◆ **Passage shown**:
───

Color developers are usually alkaline aqueous solutions containing color developing agents. As these color developing agents, known primary aromatic amine compounds, e.g., phenylenediamines such as 4-amino-N,N-diethylaniline, 3-methyl-4-amino-N,N-diethylaniline, 4-amino-N-ethyl-N-β-hydroxyethylaniline, 3-methyl-4-amino-N-ethyl-N-β-hydroxyethylaniline, 3-methyl-4-amino-N-ethyl-N-β-methanesulfonamidoethylaniline, and 4-amino-3-methyl-N-ethyl-N-β-methoxyethylaniline, can be used.
In addition, the compounds described in L.F.A. Mason, Photographic Processing Chemistry, Focal Press, pp. 226-229 (1966), U.S. Pat. Nos. 2,193,015, 2,592,364, Japanese patent application (OPI) No. 64933/73, etc., may be used.
The color developers can further contain pH buffers, development inhibitors, antifoggants, and so forth. If necessary, hard water-softening agents, preservatives, organic solvents, development accelerators, dye forming couplers, competitive couplers, foggants, auxiliary developing agents, tackifiers, polycarboxylic acid-based chelating agents, antioxidants and the like may be incorporated.

───

◆ **Data supplied**:

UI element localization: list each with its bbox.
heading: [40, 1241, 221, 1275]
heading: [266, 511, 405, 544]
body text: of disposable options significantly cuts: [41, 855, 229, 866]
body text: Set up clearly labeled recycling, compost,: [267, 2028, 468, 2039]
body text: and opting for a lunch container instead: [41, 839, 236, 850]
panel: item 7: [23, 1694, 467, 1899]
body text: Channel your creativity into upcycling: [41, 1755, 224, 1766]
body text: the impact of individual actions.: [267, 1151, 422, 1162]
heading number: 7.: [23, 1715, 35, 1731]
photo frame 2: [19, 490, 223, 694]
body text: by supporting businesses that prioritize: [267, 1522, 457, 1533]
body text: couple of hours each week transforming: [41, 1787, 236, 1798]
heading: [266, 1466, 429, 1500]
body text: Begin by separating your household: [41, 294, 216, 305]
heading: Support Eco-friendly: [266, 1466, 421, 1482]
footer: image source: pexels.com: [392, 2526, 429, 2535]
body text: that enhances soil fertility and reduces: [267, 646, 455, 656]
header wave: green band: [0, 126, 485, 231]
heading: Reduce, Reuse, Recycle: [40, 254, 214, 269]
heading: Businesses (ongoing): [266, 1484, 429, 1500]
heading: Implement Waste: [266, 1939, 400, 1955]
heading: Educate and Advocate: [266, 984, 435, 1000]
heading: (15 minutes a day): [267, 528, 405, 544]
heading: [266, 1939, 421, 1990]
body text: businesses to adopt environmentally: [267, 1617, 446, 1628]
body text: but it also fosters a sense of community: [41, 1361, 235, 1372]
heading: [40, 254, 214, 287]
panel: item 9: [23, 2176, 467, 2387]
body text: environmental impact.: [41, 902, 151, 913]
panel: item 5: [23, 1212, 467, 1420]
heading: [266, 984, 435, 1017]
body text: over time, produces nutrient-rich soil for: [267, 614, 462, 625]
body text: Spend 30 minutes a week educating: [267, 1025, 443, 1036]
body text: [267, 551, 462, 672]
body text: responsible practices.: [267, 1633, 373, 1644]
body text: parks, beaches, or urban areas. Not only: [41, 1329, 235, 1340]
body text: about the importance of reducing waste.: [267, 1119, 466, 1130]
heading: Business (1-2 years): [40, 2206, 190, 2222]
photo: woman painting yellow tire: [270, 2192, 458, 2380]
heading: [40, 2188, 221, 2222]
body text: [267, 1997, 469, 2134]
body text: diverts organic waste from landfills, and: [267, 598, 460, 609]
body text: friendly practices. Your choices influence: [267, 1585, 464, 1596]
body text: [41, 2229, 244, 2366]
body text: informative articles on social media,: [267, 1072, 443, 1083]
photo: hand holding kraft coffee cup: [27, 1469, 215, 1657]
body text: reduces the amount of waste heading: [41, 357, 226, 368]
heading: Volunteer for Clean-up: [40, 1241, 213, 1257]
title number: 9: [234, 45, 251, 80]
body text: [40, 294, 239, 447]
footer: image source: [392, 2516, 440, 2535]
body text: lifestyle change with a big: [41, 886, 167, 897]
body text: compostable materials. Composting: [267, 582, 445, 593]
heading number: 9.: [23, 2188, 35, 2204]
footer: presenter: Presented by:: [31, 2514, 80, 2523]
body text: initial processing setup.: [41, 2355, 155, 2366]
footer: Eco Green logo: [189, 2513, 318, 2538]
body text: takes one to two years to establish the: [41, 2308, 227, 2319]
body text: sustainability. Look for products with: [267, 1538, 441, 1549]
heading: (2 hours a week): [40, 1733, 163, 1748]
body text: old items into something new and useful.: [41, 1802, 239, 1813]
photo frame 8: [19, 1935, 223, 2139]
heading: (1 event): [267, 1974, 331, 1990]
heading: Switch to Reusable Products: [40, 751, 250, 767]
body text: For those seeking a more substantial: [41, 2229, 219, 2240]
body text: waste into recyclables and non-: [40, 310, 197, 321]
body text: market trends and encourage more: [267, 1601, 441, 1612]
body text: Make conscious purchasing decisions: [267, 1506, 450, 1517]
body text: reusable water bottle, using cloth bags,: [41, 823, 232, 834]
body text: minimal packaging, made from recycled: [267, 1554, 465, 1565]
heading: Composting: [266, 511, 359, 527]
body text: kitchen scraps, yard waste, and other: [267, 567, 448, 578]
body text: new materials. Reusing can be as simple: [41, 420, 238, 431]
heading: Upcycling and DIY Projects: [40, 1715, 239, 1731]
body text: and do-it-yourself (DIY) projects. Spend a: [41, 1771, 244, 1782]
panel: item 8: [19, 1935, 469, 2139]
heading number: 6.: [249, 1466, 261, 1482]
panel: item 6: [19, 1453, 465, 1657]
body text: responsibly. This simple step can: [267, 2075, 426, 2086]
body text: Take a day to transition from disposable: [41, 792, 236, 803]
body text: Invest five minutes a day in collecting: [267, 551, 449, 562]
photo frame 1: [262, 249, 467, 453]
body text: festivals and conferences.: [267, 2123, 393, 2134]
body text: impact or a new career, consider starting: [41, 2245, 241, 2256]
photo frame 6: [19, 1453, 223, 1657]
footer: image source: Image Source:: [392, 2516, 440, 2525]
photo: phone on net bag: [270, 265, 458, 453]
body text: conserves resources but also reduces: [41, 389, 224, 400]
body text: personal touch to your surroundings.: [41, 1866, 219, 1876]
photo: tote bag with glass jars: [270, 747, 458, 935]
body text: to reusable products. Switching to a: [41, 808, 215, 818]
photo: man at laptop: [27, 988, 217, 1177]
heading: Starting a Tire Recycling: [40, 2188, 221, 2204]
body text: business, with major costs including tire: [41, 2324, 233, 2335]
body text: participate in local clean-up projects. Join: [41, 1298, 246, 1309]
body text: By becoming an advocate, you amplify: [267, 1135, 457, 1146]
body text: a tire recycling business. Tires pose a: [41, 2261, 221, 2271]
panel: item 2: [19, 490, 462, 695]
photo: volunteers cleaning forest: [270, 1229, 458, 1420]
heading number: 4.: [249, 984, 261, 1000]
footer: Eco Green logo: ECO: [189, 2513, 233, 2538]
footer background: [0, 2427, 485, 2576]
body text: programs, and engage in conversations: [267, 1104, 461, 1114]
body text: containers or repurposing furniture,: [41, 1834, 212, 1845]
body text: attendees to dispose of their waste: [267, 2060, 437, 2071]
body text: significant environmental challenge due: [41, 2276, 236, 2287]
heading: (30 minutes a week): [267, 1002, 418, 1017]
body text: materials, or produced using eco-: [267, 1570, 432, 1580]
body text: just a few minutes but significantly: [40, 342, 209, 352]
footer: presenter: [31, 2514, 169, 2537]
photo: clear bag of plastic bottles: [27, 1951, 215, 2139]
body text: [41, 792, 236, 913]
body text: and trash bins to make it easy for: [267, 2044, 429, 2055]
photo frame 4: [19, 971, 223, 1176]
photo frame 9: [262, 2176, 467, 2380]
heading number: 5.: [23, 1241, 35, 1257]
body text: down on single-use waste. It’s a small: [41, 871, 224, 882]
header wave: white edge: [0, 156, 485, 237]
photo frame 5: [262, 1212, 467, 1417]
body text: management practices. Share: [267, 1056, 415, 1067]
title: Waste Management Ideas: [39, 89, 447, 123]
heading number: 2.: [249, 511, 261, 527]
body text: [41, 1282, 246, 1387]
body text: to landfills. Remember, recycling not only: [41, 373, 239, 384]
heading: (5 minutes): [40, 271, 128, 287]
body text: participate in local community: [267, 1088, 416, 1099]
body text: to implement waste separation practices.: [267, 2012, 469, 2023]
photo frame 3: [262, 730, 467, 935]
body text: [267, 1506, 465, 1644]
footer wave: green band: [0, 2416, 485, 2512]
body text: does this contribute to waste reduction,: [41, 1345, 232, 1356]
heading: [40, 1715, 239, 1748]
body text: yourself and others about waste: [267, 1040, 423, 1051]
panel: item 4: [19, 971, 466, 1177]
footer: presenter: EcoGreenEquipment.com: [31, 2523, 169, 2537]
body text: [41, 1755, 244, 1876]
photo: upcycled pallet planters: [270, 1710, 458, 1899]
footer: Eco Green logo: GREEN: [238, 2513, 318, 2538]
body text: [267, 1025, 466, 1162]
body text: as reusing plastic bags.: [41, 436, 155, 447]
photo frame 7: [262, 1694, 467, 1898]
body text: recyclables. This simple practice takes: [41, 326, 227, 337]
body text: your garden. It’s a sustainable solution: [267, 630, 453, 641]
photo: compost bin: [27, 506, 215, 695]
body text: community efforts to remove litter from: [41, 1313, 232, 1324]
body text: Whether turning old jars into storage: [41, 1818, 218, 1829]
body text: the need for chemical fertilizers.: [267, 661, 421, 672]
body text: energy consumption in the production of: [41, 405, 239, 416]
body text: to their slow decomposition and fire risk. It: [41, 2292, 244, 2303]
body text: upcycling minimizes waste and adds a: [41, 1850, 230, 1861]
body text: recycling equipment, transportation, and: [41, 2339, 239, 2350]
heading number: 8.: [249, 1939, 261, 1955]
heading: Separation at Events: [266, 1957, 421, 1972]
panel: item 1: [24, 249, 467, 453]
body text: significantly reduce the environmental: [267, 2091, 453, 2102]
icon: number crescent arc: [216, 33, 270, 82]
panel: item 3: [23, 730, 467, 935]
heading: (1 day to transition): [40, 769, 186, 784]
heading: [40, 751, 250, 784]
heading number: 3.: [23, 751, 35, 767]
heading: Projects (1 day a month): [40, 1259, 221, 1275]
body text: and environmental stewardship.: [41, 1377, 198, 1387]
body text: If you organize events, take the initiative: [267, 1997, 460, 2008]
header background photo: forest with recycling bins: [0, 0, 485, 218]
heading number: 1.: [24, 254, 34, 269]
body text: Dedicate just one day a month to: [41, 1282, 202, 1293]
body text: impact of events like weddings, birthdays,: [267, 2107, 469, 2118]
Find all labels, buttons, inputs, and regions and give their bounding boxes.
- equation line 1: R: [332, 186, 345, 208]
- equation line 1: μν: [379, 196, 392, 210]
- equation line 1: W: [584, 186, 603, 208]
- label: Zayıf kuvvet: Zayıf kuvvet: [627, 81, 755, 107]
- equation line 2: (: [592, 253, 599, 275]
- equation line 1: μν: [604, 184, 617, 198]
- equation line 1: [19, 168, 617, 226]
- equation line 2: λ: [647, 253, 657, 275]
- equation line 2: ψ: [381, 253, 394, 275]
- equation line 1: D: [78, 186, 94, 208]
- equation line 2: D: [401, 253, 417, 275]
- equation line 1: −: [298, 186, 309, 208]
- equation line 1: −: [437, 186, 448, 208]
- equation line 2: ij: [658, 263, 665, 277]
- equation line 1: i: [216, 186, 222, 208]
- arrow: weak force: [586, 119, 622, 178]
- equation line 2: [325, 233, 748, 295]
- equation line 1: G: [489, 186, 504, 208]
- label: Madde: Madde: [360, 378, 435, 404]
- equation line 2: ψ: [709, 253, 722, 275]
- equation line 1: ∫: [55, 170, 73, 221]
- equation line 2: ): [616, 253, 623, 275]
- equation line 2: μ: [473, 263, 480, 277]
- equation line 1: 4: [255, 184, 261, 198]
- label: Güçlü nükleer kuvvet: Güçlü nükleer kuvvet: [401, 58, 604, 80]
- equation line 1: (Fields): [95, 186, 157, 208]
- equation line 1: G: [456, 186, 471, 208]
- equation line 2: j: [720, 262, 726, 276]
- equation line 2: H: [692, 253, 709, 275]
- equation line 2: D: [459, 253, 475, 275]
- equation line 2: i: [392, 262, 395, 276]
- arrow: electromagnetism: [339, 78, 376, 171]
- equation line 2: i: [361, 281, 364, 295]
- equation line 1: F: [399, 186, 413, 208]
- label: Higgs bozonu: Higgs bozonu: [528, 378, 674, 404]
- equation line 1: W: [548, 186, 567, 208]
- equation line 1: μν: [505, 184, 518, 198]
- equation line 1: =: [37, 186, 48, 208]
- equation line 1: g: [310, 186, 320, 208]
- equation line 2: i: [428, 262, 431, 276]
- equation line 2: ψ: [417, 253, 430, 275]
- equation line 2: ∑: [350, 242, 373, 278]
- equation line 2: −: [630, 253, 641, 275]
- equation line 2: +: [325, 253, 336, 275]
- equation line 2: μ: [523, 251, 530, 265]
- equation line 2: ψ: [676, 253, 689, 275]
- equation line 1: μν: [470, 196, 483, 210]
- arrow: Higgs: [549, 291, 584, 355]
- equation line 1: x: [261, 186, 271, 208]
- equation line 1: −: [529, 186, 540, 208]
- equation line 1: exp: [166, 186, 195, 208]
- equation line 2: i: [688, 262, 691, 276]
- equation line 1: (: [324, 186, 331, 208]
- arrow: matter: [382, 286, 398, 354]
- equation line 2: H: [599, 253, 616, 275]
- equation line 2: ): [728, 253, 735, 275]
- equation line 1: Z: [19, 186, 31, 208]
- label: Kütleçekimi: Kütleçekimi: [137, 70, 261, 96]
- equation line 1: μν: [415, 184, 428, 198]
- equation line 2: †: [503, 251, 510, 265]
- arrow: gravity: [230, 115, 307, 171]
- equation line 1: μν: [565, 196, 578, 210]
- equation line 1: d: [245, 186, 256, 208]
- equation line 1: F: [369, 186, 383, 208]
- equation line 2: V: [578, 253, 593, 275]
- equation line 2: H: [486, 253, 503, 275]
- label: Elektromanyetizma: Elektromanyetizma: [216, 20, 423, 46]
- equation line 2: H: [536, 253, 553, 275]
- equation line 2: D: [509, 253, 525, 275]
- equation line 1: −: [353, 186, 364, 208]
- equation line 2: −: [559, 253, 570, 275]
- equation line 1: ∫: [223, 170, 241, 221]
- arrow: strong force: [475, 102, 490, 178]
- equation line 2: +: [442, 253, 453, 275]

───

◆ **Tasks to perform**:
[A] Translate this sentence from the passage on color developers into Spanish: "The color developers can further contain pH buffers, development inhibitors, antifoggants, and so forth."
[B] Answer these from the passage on color developers:
(i) What kind of solutions are color developers usually?
(ii) Which publisher is given for Photographic Processing Chemistry?
(iii) What type of chelating agents may be incorporated?
[C] In the passage on color developers, repeat everything from "In addition, the" down to "may be incorporated.".

◆ **Solutions to the problems**:
[A] Los reveladores de color pueden contener además tampones de pH, inhibidores del revelado, agentes antivelo, etc.

[B]
(i) Alkaline aqueous solutions containing color developing agents.
(ii) Focal Press.
(iii) Polycarboxylic acid-based chelating agents.

[C]
In addition, the compounds described in L.F.A. Mason, Photographic Processing Chemistry, Focal Press, pp. 226-229 (1966), U.S. Pat. Nos. 2,193,015, 2,592,364, Japanese patent application (OPI) No. 64933/73, etc., may be used.
The color developers can further contain pH buffers, development inhibitors, antifoggants, and so forth. If necessary, hard water-softening agents, preservatives, organic solvents, development accelerators, dye forming couplers, competitive couplers, foggants, auxiliary developing agents, tackifiers, polycarboxylic acid-based chelating agents, antioxidants and the like may be incorporated.